[Source data]

:::

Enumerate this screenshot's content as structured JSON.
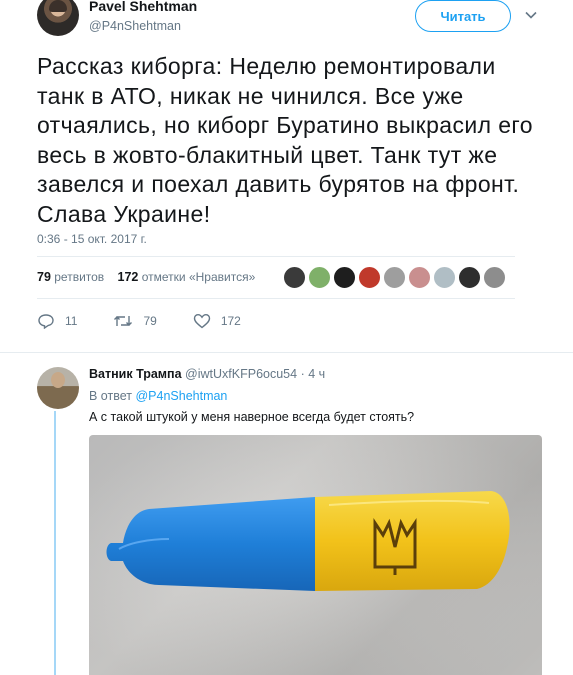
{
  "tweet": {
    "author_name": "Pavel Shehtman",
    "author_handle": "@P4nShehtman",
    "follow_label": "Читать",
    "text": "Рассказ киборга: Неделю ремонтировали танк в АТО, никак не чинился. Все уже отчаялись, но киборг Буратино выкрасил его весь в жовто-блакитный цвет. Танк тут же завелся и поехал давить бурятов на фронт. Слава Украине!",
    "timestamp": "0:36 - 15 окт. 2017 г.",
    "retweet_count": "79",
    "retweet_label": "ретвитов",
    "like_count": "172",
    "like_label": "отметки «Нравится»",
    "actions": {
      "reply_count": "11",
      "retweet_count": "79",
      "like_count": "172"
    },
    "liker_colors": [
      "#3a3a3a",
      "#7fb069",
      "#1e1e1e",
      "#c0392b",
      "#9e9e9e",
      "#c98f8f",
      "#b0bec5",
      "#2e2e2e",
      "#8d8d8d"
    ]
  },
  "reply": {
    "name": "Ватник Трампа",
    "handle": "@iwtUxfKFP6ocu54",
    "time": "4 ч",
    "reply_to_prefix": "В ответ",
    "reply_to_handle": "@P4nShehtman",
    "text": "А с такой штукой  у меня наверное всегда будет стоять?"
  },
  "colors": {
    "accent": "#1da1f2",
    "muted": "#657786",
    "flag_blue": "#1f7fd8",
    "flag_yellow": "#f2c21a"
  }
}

:::

**What the task requires:**
Repeat all of the entries word for word, but omit the pictures.

**Finished answer:**
Enumerate this screenshot's content as structured JSON.
{
  "tweet": {
    "author_name": "Pavel Shehtman",
    "author_handle": "@P4nShehtman",
    "follow_label": "Читать",
    "text": "Рассказ киборга: Неделю ремонтировали танк в АТО, никак не чинился. Все уже отчаялись, но киборг Буратино выкрасил его весь в жовто-блакитный цвет. Танк тут же завелся и поехал давить бурятов на фронт. Слава Украине!",
    "timestamp": "0:36 - 15 окт. 2017 г.",
    "retweet_count": "79",
    "retweet_label": "ретвитов",
    "like_count": "172",
    "like_label": "отметки «Нравится»",
    "actions": {
      "reply_count": "11",
      "retweet_count": "79",
      "like_count": "172"
    },
    "liker_colors": [
      "#3a3a3a",
      "#7fb069",
      "#1e1e1e",
      "#c0392b",
      "#9e9e9e",
      "#c98f8f",
      "#b0bec5",
      "#2e2e2e",
      "#8d8d8d"
    ]
  },
  "reply": {
    "name": "Ватник Трампа",
    "handle": "@iwtUxfKFP6ocu54",
    "time": "4 ч",
    "reply_to_prefix": "В ответ",
    "reply_to_handle": "@P4nShehtman",
    "text": "А с такой штукой  у меня наверное всегда будет стоять?"
  },
  "colors": {
    "accent": "#1da1f2",
    "muted": "#657786",
    "flag_blue": "#1f7fd8",
    "flag_yellow": "#f2c21a"
  }
}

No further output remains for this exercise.